▶ **Dataset entries**
»»
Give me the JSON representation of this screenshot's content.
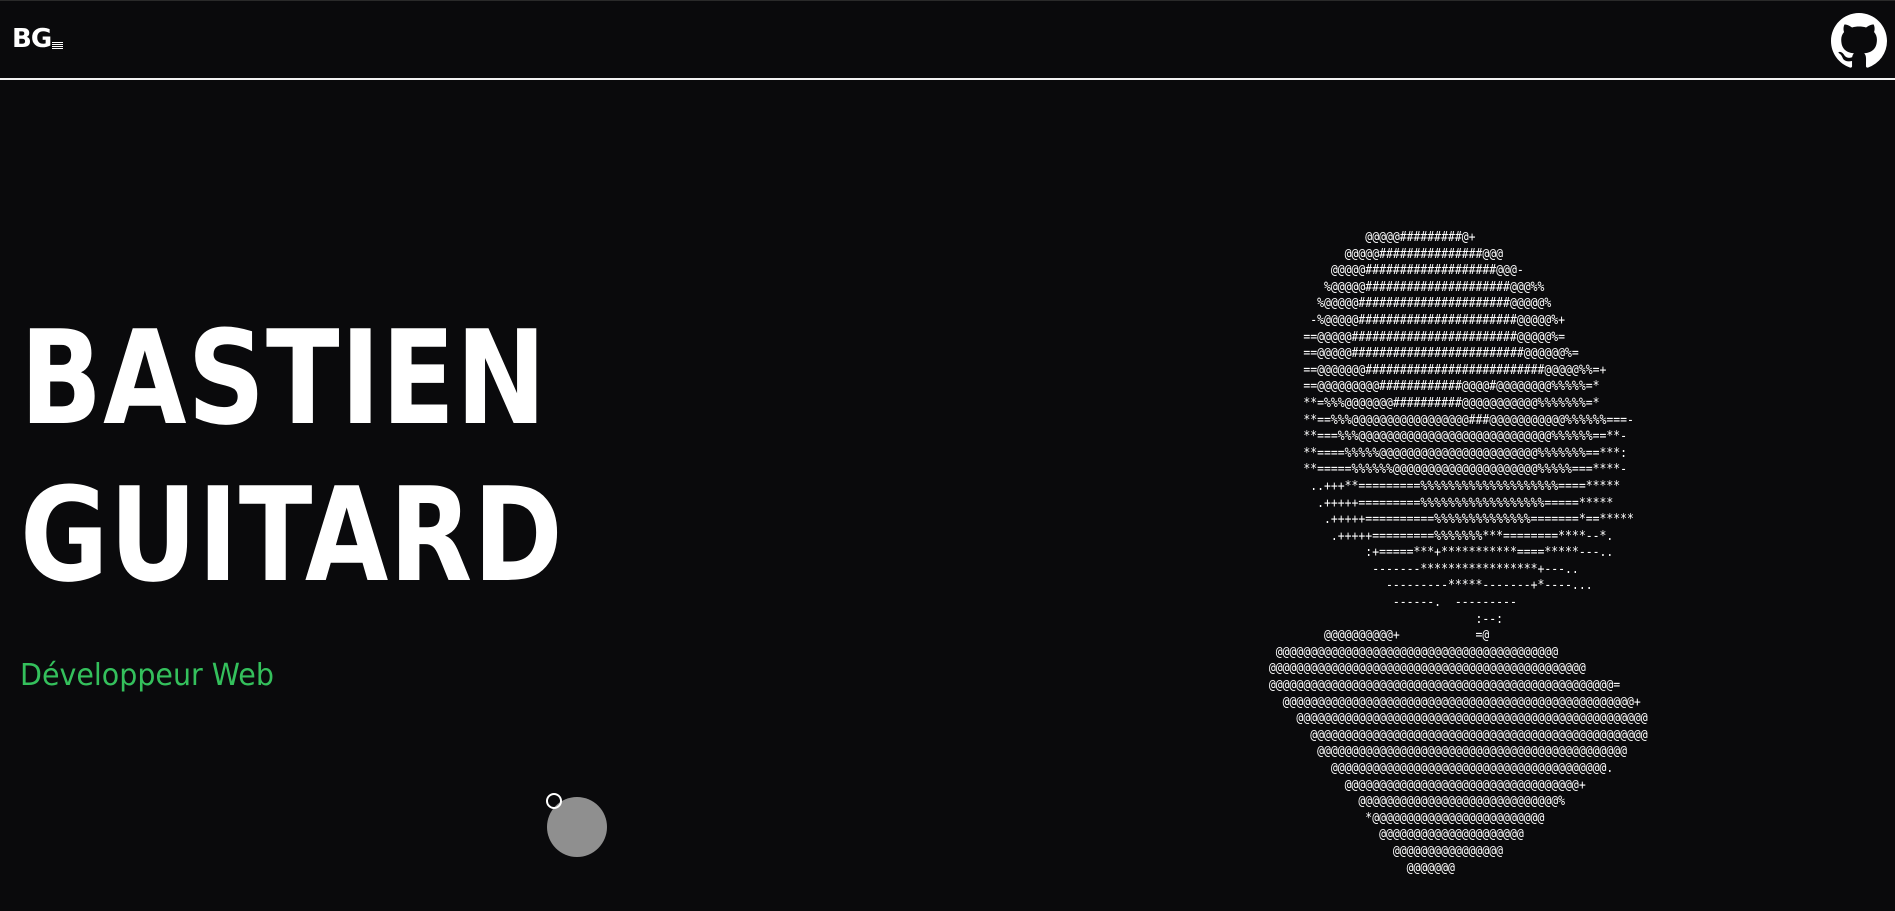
{
  "nav": {
    "logo_text": "BG",
    "github_icon": "github-icon"
  },
  "hero": {
    "first_name": "BASTIEN",
    "last_name": "GUITARD",
    "subtitle": "Développeur Web"
  },
  "ascii_portrait": "               @@@@@#########@+\n            @@@@@###############@@@\n          @@@@@###################@@@-\n         %@@@@@#####################@@@%%\n        %@@@@@######################@@@@@%\n       -%@@@@@#######################@@@@@%+\n      ==@@@@@########################@@@@@%=\n      ==@@@@@#########################@@@@@@%=\n      ==@@@@@@@##########################@@@@@%%=+\n      ==@@@@@@@@@############@@@@#@@@@@@@@%%%%%=*\n      **=%%%@@@@@@@##########@@@@@@@@@@@%%%%%%%=*\n      **==%%%@@@@@@@@@@@@@@@@@###@@@@@@@@@@@%%%%%%===-\n      **===%%%@@@@@@@@@@@@@@@@@@@@@@@@@@@@%%%%%%==**-\n      **====%%%%%@@@@@@@@@@@@@@@@@@@@@@@%%%%%%%==***:\n      **=====%%%%%%@@@@@@@@@@@@@@@@@@@@@%%%%%===****-\n       ..+++**=========%%%%%%%%%%%%%%%%%%%%====*****\n        .+++++=========%%%%%%%%%%%%%%%%%%=====*****\n         .+++++==========%%%%%%%%%%%%%%=======*==*****\n          .+++++=========%%%%%%%***========****--*.\n               :+=====***+***********====*****---..\n                -------*****************+---..\n                  ---------*****-------+*----...\n                   ------.  ---------\n                               :--:\n         @@@@@@@@@@+           =@\n  @@@@@@@@@@@@@@@@@@@@@@@@@@@@@@@@@@@@@@@@@\n @@@@@@@@@@@@@@@@@@@@@@@@@@@@@@@@@@@@@@@@@@@@@@\n @@@@@@@@@@@@@@@@@@@@@@@@@@@@@@@@@@@@@@@@@@@@@@@@@@=\n   @@@@@@@@@@@@@@@@@@@@@@@@@@@@@@@@@@@@@@@@@@@@@@@@@@@+\n     @@@@@@@@@@@@@@@@@@@@@@@@@@@@@@@@@@@@@@@@@@@@@@@@@@@\n       @@@@@@@@@@@@@@@@@@@@@@@@@@@@@@@@@@@@@@@@@@@@@@@@@\n        @@@@@@@@@@@@@@@@@@@@@@@@@@@@@@@@@@@@@@@@@@@@@\n          @@@@@@@@@@@@@@@@@@@@@@@@@@@@@@@@@@@@@@@@.\n            @@@@@@@@@@@@@@@@@@@@@@@@@@@@@@@@@@+\n              @@@@@@@@@@@@@@@@@@@@@@@@@@@@@%\n               *@@@@@@@@@@@@@@@@@@@@@@@@@\n                 @@@@@@@@@@@@@@@@@@@@@\n                   @@@@@@@@@@@@@@@@\n                     @@@@@@@"
}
««
▶ **Aim**
Write the records out again in full, exactly, and skip every picture.

▶ **Completed task**
Give me the JSON representation of this screenshot's content.
{
  "nav": {
    "logo_text": "BG",
    "github_icon": "github-icon"
  },
  "hero": {
    "first_name": "BASTIEN",
    "last_name": "GUITARD",
    "subtitle": "Développeur Web"
  },
  "ascii_portrait": "               @@@@@#########@+\n            @@@@@###############@@@\n          @@@@@###################@@@-\n         %@@@@@#####################@@@%%\n        %@@@@@######################@@@@@%\n       -%@@@@@#######################@@@@@%+\n      ==@@@@@########################@@@@@%=\n      ==@@@@@#########################@@@@@@%=\n      ==@@@@@@@##########################@@@@@%%=+\n      ==@@@@@@@@@############@@@@#@@@@@@@@%%%%%=*\n      **=%%%@@@@@@@##########@@@@@@@@@@@%%%%%%%=*\n      **==%%%@@@@@@@@@@@@@@@@@###@@@@@@@@@@@%%%%%%===-\n      **===%%%@@@@@@@@@@@@@@@@@@@@@@@@@@@@%%%%%%==**-\n      **====%%%%%@@@@@@@@@@@@@@@@@@@@@@@%%%%%%%==***:\n      **=====%%%%%%@@@@@@@@@@@@@@@@@@@@@%%%%%===****-\n       ..+++**=========%%%%%%%%%%%%%%%%%%%%====*****\n        .+++++=========%%%%%%%%%%%%%%%%%%=====*****\n         .+++++==========%%%%%%%%%%%%%%=======*==*****\n          .+++++=========%%%%%%%***========****--*.\n               :+=====***+***********====*****---..\n                -------*****************+---..\n                  ---------*****-------+*----...\n                   ------.  ---------\n                               :--:\n         @@@@@@@@@@+           =@\n  @@@@@@@@@@@@@@@@@@@@@@@@@@@@@@@@@@@@@@@@@\n @@@@@@@@@@@@@@@@@@@@@@@@@@@@@@@@@@@@@@@@@@@@@@\n @@@@@@@@@@@@@@@@@@@@@@@@@@@@@@@@@@@@@@@@@@@@@@@@@@=\n   @@@@@@@@@@@@@@@@@@@@@@@@@@@@@@@@@@@@@@@@@@@@@@@@@@@+\n     @@@@@@@@@@@@@@@@@@@@@@@@@@@@@@@@@@@@@@@@@@@@@@@@@@@\n       @@@@@@@@@@@@@@@@@@@@@@@@@@@@@@@@@@@@@@@@@@@@@@@@@\n        @@@@@@@@@@@@@@@@@@@@@@@@@@@@@@@@@@@@@@@@@@@@@\n          @@@@@@@@@@@@@@@@@@@@@@@@@@@@@@@@@@@@@@@@.\n            @@@@@@@@@@@@@@@@@@@@@@@@@@@@@@@@@@+\n              @@@@@@@@@@@@@@@@@@@@@@@@@@@@@%\n               *@@@@@@@@@@@@@@@@@@@@@@@@@\n                 @@@@@@@@@@@@@@@@@@@@@\n                   @@@@@@@@@@@@@@@@\n                     @@@@@@@"
}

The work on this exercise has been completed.